◆ **Tarefas**
(a) Segundo o texto sobre a estrela de Belém, em que universidade trabalha o astrônomo David Hughes?
(b) Traduza para o inglês esta frase do texto sobre a estrela de Belém: "Eles estudavam as estrelas e os planetas e interpretavam o significado por trás de eventos cósmicos."
(c) Transcreva sem alterações o trecho do texto sobre a estrela de Belém que vai de "Os três reis seriam" até "quanto visualmente espetacular.".

◆ **Texto de leitura**
..........
Pode parecer blasfemo questionar uma imagem tão forte do Natal como a estrela de Belém, mas sua possível existência vem sendo objeto de um acalorado debate astronômico por décadas. Seria possível que algum evento cósmico real pudesse ter direcionado os Três Reis Magos, como relata a tradição cristã, ao local onde Jesus nasceu?

Esse debate requer uma grande premissa – de que a história da estrela e da viagem sejam verdadeiras. O astrônomo David Hughes, da Universidade de Sheffield, publicou seu primeiro trabalho com a revisão de teorias sobre a famosa estrela nos anos 1970. Após passar muitos anos estudando as explicações astronômicas e revisando histórias bíblicas associadas, ele é hoje um especialista no assunto.

Os três reis seriam sábios religiosos de um grupo de astrônomos e astrólogos reverenciados na Babilônia antiga. Eles estudavam as estrelas e os planetas e interpretavam o significado por trás de eventos cósmicos. Qualquer coisa muito rara era considerada um presságio, então a estrela deveria ter sido tanto rara quanto visualmente espetacular.
..........
Registros de limites de elementos:
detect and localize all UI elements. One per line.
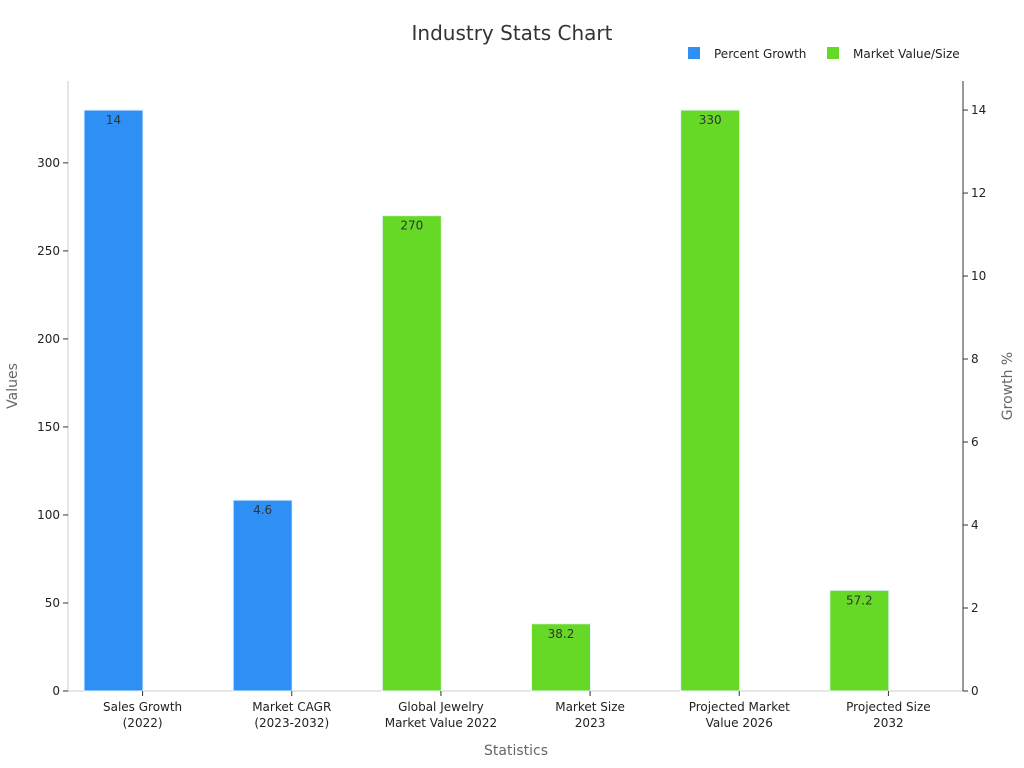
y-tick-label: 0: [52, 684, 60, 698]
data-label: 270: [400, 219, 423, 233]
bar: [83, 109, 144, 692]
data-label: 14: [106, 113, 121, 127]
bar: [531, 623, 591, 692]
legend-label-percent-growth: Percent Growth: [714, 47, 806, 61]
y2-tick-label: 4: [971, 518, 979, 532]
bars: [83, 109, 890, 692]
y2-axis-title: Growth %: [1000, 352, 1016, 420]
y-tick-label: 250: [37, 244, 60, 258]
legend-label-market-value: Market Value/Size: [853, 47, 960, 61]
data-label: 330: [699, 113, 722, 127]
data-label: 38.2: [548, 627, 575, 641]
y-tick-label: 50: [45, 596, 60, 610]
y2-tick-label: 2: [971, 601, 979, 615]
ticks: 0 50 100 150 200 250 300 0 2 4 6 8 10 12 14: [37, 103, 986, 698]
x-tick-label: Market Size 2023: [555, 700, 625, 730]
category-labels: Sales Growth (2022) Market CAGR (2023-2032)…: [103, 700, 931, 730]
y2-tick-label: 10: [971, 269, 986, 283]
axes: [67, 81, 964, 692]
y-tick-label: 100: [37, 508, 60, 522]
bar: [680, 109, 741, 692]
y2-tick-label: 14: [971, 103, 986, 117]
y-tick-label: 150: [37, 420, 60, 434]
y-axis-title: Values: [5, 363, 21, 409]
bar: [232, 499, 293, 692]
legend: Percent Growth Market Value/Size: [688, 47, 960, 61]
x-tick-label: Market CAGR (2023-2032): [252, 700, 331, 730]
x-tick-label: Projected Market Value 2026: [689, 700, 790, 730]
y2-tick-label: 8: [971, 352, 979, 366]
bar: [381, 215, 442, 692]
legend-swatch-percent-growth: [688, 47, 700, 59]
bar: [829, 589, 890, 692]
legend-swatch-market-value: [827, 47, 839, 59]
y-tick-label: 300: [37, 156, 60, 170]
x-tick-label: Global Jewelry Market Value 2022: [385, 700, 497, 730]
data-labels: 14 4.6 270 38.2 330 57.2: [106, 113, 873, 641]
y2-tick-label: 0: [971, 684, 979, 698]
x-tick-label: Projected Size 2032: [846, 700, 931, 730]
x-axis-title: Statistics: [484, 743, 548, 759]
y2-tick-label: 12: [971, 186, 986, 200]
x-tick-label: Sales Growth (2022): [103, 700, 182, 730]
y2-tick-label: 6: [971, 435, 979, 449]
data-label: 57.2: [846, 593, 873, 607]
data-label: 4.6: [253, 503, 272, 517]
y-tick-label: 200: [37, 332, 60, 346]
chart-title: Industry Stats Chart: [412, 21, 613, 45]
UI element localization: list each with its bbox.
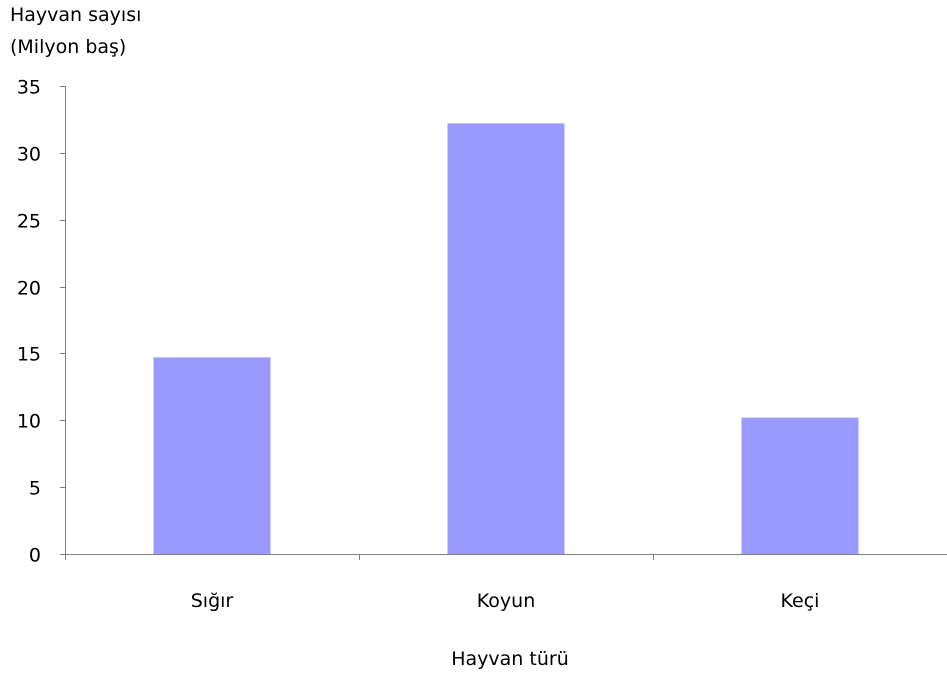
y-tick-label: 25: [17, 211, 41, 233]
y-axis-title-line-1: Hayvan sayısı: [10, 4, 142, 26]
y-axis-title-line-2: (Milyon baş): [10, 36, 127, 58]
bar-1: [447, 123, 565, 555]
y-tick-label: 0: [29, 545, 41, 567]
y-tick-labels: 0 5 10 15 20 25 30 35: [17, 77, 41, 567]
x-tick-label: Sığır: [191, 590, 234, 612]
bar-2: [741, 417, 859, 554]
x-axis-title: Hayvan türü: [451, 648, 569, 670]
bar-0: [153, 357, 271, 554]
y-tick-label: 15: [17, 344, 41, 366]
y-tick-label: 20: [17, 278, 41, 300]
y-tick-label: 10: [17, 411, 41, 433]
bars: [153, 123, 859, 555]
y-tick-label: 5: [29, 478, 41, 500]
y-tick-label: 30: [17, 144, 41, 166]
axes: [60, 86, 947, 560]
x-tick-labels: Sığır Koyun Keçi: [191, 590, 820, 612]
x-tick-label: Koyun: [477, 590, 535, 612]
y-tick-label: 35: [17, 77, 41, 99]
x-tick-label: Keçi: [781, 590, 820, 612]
..........
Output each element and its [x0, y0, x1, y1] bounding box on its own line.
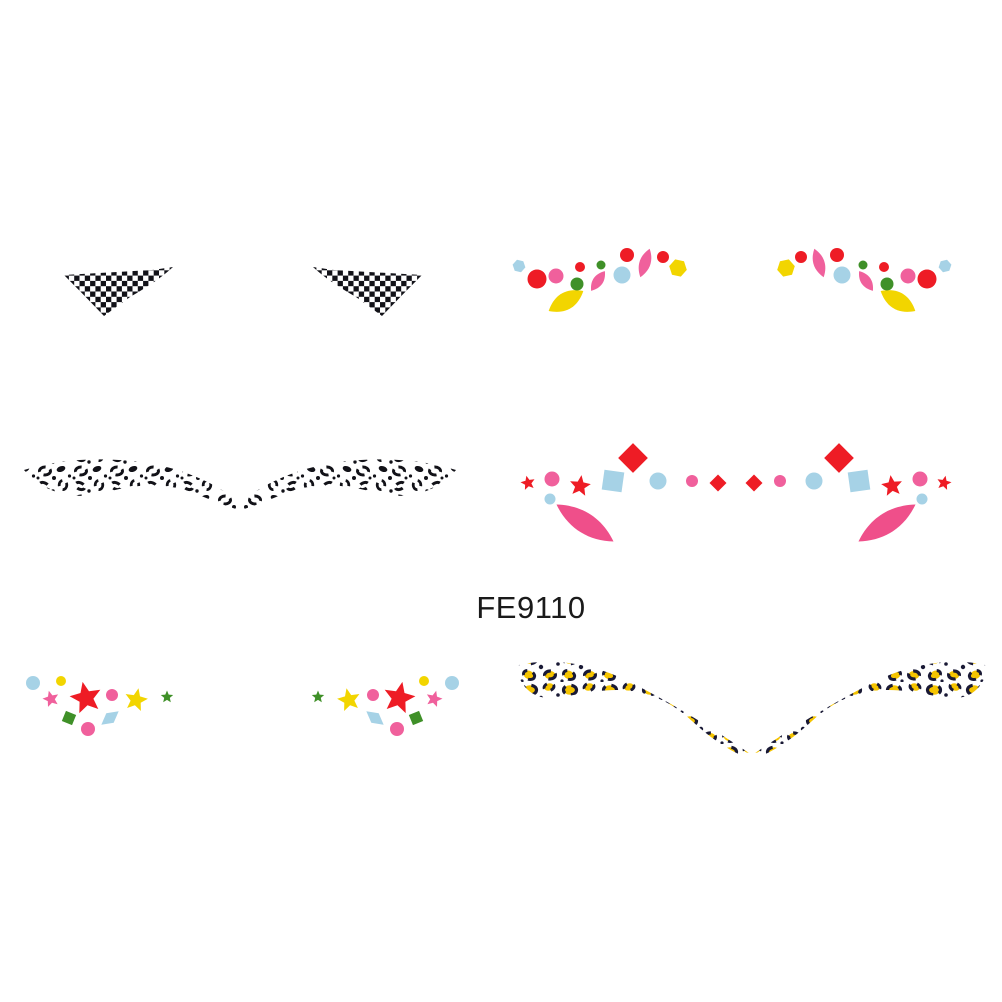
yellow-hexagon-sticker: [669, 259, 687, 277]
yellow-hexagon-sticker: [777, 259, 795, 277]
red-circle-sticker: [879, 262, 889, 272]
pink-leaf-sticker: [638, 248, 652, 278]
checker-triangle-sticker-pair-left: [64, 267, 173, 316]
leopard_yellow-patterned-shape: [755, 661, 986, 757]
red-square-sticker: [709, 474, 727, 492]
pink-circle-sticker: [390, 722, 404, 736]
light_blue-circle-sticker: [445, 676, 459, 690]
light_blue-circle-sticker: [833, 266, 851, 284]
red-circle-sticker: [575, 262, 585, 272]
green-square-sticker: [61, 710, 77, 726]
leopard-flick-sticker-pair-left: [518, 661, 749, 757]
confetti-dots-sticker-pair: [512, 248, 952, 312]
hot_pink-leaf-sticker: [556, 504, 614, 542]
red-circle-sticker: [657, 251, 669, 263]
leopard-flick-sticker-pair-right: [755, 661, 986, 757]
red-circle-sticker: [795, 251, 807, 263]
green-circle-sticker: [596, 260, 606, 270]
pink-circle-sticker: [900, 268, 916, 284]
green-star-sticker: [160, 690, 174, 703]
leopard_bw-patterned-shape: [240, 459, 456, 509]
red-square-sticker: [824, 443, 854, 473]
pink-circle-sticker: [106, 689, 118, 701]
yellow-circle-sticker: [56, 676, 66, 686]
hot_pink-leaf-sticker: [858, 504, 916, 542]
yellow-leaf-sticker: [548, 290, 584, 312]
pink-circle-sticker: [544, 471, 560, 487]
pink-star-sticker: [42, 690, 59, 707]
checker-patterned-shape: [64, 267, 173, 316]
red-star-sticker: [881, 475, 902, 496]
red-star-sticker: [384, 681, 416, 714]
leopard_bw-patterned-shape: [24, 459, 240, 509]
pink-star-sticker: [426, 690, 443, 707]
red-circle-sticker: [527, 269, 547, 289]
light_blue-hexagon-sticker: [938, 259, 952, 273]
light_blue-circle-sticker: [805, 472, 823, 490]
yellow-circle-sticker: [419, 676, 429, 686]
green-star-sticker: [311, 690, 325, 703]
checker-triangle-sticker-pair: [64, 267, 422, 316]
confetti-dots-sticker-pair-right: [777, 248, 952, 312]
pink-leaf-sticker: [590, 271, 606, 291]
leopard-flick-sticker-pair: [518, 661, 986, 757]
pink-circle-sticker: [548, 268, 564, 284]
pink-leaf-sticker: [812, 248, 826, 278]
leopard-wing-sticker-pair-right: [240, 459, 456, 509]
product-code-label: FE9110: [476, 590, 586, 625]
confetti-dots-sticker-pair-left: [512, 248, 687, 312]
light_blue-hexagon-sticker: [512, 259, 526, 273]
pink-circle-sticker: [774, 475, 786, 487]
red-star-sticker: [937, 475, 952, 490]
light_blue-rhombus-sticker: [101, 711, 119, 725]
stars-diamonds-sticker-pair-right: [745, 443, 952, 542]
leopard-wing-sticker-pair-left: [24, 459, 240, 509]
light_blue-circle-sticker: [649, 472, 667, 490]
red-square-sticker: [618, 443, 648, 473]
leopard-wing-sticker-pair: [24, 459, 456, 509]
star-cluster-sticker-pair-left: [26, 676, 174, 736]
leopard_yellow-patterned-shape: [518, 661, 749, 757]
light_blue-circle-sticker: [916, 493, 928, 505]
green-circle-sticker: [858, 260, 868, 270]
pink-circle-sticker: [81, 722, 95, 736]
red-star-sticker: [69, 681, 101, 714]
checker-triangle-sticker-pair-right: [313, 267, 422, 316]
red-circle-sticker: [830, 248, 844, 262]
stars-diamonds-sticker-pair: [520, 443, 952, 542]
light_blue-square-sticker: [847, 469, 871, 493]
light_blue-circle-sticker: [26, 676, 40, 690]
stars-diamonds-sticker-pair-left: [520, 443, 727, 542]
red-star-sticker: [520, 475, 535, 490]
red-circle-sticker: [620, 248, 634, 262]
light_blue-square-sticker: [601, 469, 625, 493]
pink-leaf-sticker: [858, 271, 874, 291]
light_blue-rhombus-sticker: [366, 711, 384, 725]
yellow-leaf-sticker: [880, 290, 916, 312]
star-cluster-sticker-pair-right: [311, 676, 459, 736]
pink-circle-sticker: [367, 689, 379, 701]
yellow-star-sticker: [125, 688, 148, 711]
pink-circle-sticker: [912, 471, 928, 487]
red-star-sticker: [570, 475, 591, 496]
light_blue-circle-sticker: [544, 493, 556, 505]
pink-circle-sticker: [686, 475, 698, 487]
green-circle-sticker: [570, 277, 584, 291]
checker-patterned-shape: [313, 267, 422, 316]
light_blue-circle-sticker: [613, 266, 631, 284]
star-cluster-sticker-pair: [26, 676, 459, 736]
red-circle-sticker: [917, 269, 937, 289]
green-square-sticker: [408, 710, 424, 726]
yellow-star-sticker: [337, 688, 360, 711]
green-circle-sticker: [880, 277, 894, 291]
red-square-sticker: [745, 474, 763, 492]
..........
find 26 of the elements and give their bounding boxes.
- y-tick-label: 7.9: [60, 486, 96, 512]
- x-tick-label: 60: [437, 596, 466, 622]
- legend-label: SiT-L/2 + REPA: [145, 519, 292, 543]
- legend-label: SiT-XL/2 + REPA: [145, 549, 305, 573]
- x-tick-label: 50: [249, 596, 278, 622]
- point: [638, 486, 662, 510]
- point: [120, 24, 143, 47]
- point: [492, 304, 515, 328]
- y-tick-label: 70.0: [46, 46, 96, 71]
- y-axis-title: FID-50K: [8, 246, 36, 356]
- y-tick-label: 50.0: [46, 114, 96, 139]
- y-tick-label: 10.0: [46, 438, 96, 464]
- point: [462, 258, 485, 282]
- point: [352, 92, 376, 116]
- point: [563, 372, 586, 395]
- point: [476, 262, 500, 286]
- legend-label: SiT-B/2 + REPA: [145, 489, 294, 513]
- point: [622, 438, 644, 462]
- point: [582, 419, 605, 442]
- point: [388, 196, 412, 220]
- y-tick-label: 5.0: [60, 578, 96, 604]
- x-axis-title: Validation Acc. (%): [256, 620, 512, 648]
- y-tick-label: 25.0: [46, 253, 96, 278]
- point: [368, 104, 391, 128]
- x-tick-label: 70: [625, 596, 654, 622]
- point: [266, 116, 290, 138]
..........
◆ **Respostas por tarefa**
(a) Na Universidade de Sheffield.

(b) They studied the stars and the planets and interpreted the meaning behind cosmic events.

(c)
Os três reis seriam sábios religiosos de um grupo de astrônomos e astrólogos reverenciados na Babilônia antiga. Eles estudavam as estrelas e os planetas e interpretavam o significado por trás de eventos cósmicos. Qualquer coisa muito rara era considerada um presságio, então a estrela deveria ter sido tanto rara quanto visualmente espetacular.